*Your objective:*
Pick out each line containing the string "выполнения" and copy it.

*Source records:*
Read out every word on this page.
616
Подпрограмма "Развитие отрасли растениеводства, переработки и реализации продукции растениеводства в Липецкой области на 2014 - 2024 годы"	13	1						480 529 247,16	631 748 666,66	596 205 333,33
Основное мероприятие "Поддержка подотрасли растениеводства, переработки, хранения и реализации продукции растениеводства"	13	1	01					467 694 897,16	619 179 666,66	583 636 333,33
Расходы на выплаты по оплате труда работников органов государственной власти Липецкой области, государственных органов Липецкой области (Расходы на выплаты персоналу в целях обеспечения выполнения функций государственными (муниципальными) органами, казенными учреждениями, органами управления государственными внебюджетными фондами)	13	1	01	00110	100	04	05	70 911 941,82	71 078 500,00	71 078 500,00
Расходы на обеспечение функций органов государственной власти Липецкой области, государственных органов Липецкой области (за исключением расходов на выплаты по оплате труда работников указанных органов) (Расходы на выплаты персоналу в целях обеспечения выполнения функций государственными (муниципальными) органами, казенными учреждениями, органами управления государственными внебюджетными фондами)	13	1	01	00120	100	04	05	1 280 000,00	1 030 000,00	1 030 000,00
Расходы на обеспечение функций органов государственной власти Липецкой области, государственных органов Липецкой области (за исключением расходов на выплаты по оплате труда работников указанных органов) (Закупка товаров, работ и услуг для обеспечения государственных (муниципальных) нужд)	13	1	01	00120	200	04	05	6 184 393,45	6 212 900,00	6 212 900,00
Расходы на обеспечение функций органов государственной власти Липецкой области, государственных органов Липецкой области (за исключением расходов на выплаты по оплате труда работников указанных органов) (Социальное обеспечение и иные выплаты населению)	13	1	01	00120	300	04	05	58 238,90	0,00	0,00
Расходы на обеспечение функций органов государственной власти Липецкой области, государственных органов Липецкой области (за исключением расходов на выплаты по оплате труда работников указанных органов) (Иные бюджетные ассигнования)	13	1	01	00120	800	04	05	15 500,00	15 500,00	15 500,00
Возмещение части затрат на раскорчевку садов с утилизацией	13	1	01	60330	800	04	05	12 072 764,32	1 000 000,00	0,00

*Answer to the exercise:*
Расходы на выплаты по оплате труда работников органов государственной власти Липецкой области, государственных органов Липецкой области (Расходы на выплаты персоналу в целях обеспечения выполнения функций государственными (муниципальными) органами, казенными учреждениями, органами управления государственными внебюджетными фондами)	13	1	01	00110	100	04	05	70 911 941,82	71 078 500,00	71 078 500,00
Расходы на обеспечение функций органов государственной власти Липецкой области, государственных органов Липецкой области (за исключением расходов на выплаты по оплате труда работников указанных органов) (Расходы на выплаты персоналу в целях обеспечения выполнения функций государственными (муниципальными) органами, казенными учреждениями, органами управления государственными внебюджетными фондами)	13	1	01	00120	100	04	05	1 280 000,00	1 030 000,00	1 030 000,00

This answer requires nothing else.